Gather all lines containing the string "power" and copy them out.

## Begin Task data

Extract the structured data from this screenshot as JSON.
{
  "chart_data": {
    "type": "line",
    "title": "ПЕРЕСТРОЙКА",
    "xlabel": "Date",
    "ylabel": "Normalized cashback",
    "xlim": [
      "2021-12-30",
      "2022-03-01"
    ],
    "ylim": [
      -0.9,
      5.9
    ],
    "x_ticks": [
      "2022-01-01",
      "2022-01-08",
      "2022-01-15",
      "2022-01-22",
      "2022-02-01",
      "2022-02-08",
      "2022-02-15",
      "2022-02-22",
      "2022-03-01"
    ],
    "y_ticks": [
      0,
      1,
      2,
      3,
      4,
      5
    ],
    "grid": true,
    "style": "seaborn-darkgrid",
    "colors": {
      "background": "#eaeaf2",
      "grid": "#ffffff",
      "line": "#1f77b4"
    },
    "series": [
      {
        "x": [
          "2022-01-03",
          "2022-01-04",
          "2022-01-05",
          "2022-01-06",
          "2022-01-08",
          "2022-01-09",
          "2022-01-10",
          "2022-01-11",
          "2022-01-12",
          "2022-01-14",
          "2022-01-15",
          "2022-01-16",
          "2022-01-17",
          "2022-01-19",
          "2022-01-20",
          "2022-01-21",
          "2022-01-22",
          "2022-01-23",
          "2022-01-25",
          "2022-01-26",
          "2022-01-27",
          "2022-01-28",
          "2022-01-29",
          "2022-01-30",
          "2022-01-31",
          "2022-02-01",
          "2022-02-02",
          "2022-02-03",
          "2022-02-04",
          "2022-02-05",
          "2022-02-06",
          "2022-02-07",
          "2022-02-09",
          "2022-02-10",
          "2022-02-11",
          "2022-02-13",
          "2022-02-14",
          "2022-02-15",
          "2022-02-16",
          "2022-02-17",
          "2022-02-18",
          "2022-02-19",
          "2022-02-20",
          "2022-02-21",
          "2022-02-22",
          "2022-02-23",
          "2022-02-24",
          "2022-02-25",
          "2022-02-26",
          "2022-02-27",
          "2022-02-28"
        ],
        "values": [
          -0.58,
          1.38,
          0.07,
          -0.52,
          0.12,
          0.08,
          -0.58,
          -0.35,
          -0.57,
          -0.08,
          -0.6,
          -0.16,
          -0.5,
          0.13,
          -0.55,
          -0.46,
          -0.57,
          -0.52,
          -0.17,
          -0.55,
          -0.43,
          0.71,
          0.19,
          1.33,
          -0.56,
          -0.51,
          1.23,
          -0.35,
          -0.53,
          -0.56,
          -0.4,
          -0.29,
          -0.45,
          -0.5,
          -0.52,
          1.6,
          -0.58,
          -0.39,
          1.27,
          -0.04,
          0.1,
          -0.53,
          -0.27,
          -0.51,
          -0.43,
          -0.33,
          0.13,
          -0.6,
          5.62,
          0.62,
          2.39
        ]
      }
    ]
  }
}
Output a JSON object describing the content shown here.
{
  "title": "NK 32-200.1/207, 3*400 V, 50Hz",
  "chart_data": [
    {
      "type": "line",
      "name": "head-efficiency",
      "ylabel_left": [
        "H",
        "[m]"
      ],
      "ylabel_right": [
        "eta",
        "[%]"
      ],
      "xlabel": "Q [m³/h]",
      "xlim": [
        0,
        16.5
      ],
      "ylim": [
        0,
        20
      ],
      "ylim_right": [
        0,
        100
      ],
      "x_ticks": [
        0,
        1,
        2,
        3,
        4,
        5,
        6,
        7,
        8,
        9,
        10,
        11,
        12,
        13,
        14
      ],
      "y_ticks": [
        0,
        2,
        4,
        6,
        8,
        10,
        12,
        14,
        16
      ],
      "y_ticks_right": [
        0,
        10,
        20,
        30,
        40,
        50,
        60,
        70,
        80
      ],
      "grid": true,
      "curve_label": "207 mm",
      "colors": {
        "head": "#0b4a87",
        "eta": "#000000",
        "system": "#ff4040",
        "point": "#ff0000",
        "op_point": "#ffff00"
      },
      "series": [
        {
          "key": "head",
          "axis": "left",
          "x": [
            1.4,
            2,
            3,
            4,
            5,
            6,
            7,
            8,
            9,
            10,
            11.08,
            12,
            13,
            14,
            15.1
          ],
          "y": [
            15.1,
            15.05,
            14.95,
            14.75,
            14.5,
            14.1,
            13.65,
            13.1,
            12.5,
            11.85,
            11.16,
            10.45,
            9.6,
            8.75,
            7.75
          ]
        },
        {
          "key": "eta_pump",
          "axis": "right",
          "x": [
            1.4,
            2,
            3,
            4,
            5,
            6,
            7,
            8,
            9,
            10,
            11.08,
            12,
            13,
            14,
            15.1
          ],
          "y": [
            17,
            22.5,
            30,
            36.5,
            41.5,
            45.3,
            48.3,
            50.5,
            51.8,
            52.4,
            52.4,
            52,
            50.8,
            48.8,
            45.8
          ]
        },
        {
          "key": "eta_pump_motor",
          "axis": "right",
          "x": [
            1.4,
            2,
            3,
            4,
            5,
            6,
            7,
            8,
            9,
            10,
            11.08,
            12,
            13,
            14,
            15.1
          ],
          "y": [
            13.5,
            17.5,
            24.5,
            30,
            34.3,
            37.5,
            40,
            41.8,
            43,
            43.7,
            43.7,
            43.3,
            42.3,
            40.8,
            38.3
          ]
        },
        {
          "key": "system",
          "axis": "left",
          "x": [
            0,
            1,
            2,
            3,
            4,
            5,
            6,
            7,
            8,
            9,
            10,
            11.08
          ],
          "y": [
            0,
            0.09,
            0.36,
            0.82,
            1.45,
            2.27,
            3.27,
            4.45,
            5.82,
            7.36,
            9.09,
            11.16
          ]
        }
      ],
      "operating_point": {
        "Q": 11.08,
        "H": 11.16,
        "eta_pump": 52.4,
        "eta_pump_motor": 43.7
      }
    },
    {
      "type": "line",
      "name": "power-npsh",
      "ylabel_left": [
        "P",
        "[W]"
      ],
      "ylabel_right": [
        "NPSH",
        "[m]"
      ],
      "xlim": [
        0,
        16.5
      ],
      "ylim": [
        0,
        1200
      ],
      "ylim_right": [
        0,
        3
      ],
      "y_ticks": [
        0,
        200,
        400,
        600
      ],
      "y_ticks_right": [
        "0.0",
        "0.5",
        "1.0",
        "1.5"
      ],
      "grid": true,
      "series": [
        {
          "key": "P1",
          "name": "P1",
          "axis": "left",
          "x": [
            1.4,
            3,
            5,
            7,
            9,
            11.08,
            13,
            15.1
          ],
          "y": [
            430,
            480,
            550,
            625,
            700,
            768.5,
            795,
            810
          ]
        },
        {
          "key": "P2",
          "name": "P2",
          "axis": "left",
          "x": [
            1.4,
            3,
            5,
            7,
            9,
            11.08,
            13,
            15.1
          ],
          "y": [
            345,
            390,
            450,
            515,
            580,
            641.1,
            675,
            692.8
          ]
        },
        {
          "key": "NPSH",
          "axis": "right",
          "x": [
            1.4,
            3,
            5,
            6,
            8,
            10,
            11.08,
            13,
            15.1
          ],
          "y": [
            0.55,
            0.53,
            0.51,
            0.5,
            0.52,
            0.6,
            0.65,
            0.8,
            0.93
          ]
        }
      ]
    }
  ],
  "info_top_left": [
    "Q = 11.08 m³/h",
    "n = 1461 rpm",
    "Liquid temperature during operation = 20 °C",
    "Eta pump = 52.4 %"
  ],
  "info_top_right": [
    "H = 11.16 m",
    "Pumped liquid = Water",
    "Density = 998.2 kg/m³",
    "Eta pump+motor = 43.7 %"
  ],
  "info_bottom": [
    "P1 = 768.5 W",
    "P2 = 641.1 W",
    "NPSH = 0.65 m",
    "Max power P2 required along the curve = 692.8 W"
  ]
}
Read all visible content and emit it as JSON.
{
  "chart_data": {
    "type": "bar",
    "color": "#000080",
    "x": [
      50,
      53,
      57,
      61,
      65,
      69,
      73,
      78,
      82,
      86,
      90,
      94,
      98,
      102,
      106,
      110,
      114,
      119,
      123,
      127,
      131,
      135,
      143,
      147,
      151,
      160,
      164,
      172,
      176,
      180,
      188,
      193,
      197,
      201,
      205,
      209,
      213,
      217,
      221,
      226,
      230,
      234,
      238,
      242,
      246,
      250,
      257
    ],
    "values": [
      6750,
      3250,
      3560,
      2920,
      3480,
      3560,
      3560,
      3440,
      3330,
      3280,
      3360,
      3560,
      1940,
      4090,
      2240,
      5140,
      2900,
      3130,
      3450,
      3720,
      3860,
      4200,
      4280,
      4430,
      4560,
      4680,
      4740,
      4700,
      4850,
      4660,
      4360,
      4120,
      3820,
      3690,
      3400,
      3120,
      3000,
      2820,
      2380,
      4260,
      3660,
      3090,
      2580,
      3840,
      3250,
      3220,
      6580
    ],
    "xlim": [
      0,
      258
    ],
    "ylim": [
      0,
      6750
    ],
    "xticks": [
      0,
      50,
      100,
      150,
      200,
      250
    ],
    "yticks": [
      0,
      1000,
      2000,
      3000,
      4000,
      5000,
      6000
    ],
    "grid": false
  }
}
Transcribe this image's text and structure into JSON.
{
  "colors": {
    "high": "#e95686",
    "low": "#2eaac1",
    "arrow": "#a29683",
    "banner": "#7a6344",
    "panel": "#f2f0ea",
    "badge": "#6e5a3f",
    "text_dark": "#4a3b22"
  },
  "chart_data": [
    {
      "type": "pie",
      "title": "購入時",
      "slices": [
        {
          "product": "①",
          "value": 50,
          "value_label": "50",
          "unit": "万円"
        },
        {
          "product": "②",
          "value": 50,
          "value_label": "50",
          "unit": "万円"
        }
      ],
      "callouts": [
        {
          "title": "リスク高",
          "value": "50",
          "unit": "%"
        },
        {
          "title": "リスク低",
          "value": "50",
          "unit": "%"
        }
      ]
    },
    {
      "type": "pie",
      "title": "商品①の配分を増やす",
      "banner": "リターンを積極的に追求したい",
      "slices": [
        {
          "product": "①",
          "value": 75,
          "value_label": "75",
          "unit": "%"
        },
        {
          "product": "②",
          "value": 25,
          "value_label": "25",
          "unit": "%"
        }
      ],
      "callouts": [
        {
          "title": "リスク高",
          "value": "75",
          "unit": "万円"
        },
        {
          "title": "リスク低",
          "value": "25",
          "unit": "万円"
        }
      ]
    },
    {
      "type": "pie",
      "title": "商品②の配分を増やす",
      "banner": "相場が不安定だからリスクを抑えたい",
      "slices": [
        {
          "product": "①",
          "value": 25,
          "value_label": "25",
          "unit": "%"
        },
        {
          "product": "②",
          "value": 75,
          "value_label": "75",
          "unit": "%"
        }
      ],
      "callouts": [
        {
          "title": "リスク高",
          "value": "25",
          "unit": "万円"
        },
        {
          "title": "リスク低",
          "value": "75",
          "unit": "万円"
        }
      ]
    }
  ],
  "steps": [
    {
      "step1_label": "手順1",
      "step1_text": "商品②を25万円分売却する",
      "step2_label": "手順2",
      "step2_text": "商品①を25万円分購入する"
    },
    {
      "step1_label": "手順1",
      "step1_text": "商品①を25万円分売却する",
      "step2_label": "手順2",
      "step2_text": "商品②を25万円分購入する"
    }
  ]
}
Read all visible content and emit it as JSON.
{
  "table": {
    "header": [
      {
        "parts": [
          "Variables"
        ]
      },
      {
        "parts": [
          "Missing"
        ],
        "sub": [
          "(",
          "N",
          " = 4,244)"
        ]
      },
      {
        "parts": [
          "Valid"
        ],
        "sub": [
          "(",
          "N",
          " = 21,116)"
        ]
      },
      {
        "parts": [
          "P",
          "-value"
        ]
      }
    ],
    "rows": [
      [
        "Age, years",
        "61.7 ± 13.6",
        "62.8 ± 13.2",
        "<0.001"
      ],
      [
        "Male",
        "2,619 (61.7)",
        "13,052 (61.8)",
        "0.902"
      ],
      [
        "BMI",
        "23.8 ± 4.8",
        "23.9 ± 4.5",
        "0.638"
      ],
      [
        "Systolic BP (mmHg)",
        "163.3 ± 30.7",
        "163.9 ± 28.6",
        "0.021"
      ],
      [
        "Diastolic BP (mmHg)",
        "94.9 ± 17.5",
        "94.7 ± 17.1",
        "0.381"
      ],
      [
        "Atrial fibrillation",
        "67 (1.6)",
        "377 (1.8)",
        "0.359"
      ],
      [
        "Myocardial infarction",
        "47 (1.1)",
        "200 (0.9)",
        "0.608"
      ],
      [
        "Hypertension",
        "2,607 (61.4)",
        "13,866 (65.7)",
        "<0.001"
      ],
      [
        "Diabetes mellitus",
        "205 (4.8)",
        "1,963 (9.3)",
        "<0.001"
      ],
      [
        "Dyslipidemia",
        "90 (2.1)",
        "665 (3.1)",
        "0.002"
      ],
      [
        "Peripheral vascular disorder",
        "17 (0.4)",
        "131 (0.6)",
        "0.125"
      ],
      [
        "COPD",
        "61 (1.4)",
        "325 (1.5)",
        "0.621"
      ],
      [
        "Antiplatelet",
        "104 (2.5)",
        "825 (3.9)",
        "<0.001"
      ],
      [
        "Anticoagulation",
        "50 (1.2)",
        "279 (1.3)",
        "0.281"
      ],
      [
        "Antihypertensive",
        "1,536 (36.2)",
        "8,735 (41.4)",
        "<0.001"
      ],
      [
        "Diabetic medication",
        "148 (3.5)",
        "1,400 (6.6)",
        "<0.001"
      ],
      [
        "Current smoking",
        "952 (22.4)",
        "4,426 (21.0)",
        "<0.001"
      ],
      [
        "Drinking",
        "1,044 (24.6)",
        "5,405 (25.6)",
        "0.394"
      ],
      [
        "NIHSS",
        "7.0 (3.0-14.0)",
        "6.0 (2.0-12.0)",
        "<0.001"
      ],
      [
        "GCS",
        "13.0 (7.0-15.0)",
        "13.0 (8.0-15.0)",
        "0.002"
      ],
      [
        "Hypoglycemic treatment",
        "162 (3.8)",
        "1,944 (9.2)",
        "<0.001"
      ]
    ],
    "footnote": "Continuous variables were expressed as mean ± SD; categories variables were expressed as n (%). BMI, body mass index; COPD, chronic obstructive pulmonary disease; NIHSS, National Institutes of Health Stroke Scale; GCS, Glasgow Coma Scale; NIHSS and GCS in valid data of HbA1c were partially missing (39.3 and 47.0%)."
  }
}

## End Task data

__Output of the exercise__:
      "name": "power-npsh",
    "Max power P2 required along the curve = 692.8 W"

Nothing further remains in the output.